# WHAT NEEDS TO BE DONE
Word for word, restate every line of the material.

** START SOURCE MATERIAL **

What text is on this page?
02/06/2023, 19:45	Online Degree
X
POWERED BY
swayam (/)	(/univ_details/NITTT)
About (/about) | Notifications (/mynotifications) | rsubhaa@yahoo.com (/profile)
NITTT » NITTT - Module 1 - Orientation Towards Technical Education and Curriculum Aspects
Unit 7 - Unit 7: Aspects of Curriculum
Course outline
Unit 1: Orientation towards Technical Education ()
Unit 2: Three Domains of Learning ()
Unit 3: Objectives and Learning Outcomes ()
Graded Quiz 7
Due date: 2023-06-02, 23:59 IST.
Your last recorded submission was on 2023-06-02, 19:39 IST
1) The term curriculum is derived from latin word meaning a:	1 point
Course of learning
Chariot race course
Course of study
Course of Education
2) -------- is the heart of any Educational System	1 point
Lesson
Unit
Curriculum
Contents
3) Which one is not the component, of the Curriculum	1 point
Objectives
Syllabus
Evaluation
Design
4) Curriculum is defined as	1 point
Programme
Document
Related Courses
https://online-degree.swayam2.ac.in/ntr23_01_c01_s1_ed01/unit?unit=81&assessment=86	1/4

** END SOURCE MATERIAL **

# OUTPUT FOR THIS TASK
What text is on this page?
02/06/2023, 19:45	Online Degree
X
POWERED BY
swayam (/)	(/univ_details/NITTT)
About (/about) | Notifications (/mynotifications) | rsubhaa@yahoo.com (/profile)
NITTT » NITTT - Module 1 - Orientation Towards Technical Education and Curriculum Aspects
Unit 7 - Unit 7: Aspects of Curriculum
Course outline
Unit 1: Orientation towards Technical Education ()
Unit 2: Three Domains of Learning ()
Unit 3: Objectives and Learning Outcomes ()
Graded Quiz 7
Due date: 2023-06-02, 23:59 IST.
Your last recorded submission was on 2023-06-02, 19:39 IST
1) The term curriculum is derived from latin word meaning a:	1 point
Course of learning
Chariot race course
Course of study
Course of Education
2) -------- is the heart of any Educational System	1 point
Lesson
Unit
Curriculum
Contents
3) Which one is not the component, of the Curriculum	1 point
Objectives
Syllabus
Evaluation
Design
4) Curriculum is defined as	1 point
Programme
Document
Related Courses
https://online-degree.swayam2.ac.in/ntr23_01_c01_s1_ed01/unit?unit=81&assessment=86	1/4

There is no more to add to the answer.